### What the exercise asks
Write out all entries word for word.

(Figure contents as structured data)
....
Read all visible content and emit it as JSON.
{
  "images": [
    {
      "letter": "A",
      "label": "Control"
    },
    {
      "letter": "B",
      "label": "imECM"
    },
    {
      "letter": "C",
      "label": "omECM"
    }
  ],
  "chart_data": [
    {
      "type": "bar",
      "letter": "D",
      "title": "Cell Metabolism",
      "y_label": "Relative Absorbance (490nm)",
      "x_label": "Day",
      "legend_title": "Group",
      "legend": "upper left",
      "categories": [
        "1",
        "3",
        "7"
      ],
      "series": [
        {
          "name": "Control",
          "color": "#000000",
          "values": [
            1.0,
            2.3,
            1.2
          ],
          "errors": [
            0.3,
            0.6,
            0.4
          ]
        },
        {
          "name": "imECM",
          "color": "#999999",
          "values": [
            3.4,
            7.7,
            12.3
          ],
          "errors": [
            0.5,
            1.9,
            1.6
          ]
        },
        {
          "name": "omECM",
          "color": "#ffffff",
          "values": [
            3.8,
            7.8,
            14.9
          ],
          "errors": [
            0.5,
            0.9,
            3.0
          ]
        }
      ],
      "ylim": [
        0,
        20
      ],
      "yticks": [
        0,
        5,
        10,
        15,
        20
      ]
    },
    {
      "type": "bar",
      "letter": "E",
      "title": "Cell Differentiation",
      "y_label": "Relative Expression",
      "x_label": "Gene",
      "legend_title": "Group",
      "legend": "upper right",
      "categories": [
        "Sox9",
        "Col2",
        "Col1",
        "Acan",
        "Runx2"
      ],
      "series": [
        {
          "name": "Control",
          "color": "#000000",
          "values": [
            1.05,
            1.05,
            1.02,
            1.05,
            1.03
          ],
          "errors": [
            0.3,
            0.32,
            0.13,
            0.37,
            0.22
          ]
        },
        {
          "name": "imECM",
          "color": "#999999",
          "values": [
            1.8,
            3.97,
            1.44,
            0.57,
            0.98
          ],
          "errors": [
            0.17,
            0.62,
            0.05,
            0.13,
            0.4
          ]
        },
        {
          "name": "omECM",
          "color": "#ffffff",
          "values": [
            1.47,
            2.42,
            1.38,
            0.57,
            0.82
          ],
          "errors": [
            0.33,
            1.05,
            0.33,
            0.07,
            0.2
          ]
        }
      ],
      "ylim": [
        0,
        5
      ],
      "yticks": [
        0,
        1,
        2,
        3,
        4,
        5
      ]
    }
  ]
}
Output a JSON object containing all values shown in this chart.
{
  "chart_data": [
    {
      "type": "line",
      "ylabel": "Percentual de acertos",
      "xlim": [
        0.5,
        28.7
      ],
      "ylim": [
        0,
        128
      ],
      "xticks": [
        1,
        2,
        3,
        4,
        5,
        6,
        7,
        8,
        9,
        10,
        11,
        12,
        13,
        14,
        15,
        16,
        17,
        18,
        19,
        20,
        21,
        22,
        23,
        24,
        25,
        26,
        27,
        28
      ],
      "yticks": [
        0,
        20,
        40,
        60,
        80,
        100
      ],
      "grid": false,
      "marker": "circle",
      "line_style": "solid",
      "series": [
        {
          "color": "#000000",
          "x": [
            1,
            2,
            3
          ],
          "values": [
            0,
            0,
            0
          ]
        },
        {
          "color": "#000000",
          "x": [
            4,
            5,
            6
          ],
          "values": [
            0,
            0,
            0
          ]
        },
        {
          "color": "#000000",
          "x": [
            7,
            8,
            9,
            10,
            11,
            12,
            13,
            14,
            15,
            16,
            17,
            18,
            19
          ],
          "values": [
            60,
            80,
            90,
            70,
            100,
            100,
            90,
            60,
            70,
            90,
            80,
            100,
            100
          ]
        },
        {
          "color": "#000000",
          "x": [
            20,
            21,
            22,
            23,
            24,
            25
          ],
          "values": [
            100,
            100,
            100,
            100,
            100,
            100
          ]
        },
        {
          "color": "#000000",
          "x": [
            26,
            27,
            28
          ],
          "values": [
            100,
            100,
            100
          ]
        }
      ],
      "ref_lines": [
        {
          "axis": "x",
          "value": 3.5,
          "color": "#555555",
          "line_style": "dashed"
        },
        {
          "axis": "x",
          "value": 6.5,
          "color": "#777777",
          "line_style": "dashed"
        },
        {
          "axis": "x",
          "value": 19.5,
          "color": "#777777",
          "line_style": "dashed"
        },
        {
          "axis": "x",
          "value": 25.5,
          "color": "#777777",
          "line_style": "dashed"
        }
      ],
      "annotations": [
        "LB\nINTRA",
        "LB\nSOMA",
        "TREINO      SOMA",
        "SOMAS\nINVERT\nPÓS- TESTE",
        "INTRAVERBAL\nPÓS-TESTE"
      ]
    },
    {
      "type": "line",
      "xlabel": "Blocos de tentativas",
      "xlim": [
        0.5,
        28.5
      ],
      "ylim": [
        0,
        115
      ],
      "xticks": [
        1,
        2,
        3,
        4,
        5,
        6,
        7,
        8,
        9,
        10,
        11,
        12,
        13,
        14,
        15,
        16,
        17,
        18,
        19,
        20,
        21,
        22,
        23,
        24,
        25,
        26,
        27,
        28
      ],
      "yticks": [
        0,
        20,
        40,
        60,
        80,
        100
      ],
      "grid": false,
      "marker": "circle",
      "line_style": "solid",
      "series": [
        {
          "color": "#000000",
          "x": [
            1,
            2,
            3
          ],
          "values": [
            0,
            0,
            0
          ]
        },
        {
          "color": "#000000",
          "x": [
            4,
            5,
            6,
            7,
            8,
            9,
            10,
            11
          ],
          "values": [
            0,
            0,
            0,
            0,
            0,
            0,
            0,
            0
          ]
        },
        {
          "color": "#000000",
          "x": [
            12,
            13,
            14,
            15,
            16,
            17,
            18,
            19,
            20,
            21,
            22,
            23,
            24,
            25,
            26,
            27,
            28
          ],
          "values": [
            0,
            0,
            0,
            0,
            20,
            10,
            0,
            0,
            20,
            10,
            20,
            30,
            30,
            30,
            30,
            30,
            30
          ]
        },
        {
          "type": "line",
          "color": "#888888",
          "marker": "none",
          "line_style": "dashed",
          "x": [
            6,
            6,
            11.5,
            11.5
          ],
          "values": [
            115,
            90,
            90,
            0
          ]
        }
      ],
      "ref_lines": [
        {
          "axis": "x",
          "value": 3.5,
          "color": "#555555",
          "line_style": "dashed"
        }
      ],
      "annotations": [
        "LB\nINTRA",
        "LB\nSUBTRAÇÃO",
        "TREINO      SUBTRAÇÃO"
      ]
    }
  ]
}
....
### Correct response
Read all visible content and emit it as JSON.
{
  "images": [
    {
      "letter": "A",
      "label": "Control"
    },
    {
      "letter": "B",
      "label": "imECM"
    },
    {
      "letter": "C",
      "label": "omECM"
    }
  ],
  "chart_data": [
    {
      "type": "bar",
      "letter": "D",
      "title": "Cell Metabolism",
      "y_label": "Relative Absorbance (490nm)",
      "x_label": "Day",
      "legend_title": "Group",
      "legend": "upper left",
      "categories": [
        "1",
        "3",
        "7"
      ],
      "series": [
        {
          "name": "Control",
          "color": "#000000",
          "values": [
            1.0,
            2.3,
            1.2
          ],
          "errors": [
            0.3,
            0.6,
            0.4
          ]
        },
        {
          "name": "imECM",
          "color": "#999999",
          "values": [
            3.4,
            7.7,
            12.3
          ],
          "errors": [
            0.5,
            1.9,
            1.6
          ]
        },
        {
          "name": "omECM",
          "color": "#ffffff",
          "values": [
            3.8,
            7.8,
            14.9
          ],
          "errors": [
            0.5,
            0.9,
            3.0
          ]
        }
      ],
      "ylim": [
        0,
        20
      ],
      "yticks": [
        0,
        5,
        10,
        15,
        20
      ]
    },
    {
      "type": "bar",
      "letter": "E",
      "title": "Cell Differentiation",
      "y_label": "Relative Expression",
      "x_label": "Gene",
      "legend_title": "Group",
      "legend": "upper right",
      "categories": [
        "Sox9",
        "Col2",
        "Col1",
        "Acan",
        "Runx2"
      ],
      "series": [
        {
          "name": "Control",
          "color": "#000000",
          "values": [
            1.05,
            1.05,
            1.02,
            1.05,
            1.03
          ],
          "errors": [
            0.3,
            0.32,
            0.13,
            0.37,
            0.22
          ]
        },
        {
          "name": "imECM",
          "color": "#999999",
          "values": [
            1.8,
            3.97,
            1.44,
            0.57,
            0.98
          ],
          "errors": [
            0.17,
            0.62,
            0.05,
            0.13,
            0.4
          ]
        },
        {
          "name": "omECM",
          "color": "#ffffff",
          "values": [
            1.47,
            2.42,
            1.38,
            0.57,
            0.82
          ],
          "errors": [
            0.33,
            1.05,
            0.33,
            0.07,
            0.2
          ]
        }
      ],
      "ylim": [
        0,
        5
      ],
      "yticks": [
        0,
        1,
        2,
        3,
        4,
        5
      ]
    }
  ]
}
Output a JSON object containing all values shown in this chart.
{
  "chart_data": [
    {
      "type": "line",
      "ylabel": "Percentual de acertos",
      "xlim": [
        0.5,
        28.7
      ],
      "ylim": [
        0,
        128
      ],
      "xticks": [
        1,
        2,
        3,
        4,
        5,
        6,
        7,
        8,
        9,
        10,
        11,
        12,
        13,
        14,
        15,
        16,
        17,
        18,
        19,
        20,
        21,
        22,
        23,
        24,
        25,
        26,
        27,
        28
      ],
      "yticks": [
        0,
        20,
        40,
        60,
        80,
        100
      ],
      "grid": false,
      "marker": "circle",
      "line_style": "solid",
      "series": [
        {
          "color": "#000000",
          "x": [
            1,
            2,
            3
          ],
          "values": [
            0,
            0,
            0
          ]
        },
        {
          "color": "#000000",
          "x": [
            4,
            5,
            6
          ],
          "values": [
            0,
            0,
            0
          ]
        },
        {
          "color": "#000000",
          "x": [
            7,
            8,
            9,
            10,
            11,
            12,
            13,
            14,
            15,
            16,
            17,
            18,
            19
          ],
          "values": [
            60,
            80,
            90,
            70,
            100,
            100,
            90,
            60,
            70,
            90,
            80,
            100,
            100
          ]
        },
        {
          "color": "#000000",
          "x": [
            20,
            21,
            22,
            23,
            24,
            25
          ],
          "values": [
            100,
            100,
            100,
            100,
            100,
            100
          ]
        },
        {
          "color": "#000000",
          "x": [
            26,
            27,
            28
          ],
          "values": [
            100,
            100,
            100
          ]
        }
      ],
      "ref_lines": [
        {
          "axis": "x",
          "value": 3.5,
          "color": "#555555",
          "line_style": "dashed"
        },
        {
          "axis": "x",
          "value": 6.5,
          "color": "#777777",
          "line_style": "dashed"
        },
        {
          "axis": "x",
          "value": 19.5,
          "color": "#777777",
          "line_style": "dashed"
        },
        {
          "axis": "x",
          "value": 25.5,
          "color": "#777777",
          "line_style": "dashed"
        }
      ],
      "annotations": [
        "LB\nINTRA",
        "LB\nSOMA",
        "TREINO      SOMA",
        "SOMAS\nINVERT\nPÓS- TESTE",
        "INTRAVERBAL\nPÓS-TESTE"
      ]
    },
    {
      "type": "line",
      "xlabel": "Blocos de tentativas",
      "xlim": [
        0.5,
        28.5
      ],
      "ylim": [
        0,
        115
      ],
      "xticks": [
        1,
        2,
        3,
        4,
        5,
        6,
        7,
        8,
        9,
        10,
        11,
        12,
        13,
        14,
        15,
        16,
        17,
        18,
        19,
        20,
        21,
        22,
        23,
        24,
        25,
        26,
        27,
        28
      ],
      "yticks": [
        0,
        20,
        40,
        60,
        80,
        100
      ],
      "grid": false,
      "marker": "circle",
      "line_style": "solid",
      "series": [
        {
          "color": "#000000",
          "x": [
            1,
            2,
            3
          ],
          "values": [
            0,
            0,
            0
          ]
        },
        {
          "color": "#000000",
          "x": [
            4,
            5,
            6,
            7,
            8,
            9,
            10,
            11
          ],
          "values": [
            0,
            0,
            0,
            0,
            0,
            0,
            0,
            0
          ]
        },
        {
          "color": "#000000",
          "x": [
            12,
            13,
            14,
            15,
            16,
            17,
            18,
            19,
            20,
            21,
            22,
            23,
            24,
            25,
            26,
            27,
            28
          ],
          "values": [
            0,
            0,
            0,
            0,
            20,
            10,
            0,
            0,
            20,
            10,
            20,
            30,
            30,
            30,
            30,
            30,
            30
          ]
        },
        {
          "type": "line",
          "color": "#888888",
          "marker": "none",
          "line_style": "dashed",
          "x": [
            6,
            6,
            11.5,
            11.5
          ],
          "values": [
            115,
            90,
            90,
            0
          ]
        }
      ],
      "ref_lines": [
        {
          "axis": "x",
          "value": 3.5,
          "color": "#555555",
          "line_style": "dashed"
        }
      ],
      "annotations": [
        "LB\nINTRA",
        "LB\nSUBTRAÇÃO",
        "TREINO      SUBTRAÇÃO"
      ]
    }
  ]
}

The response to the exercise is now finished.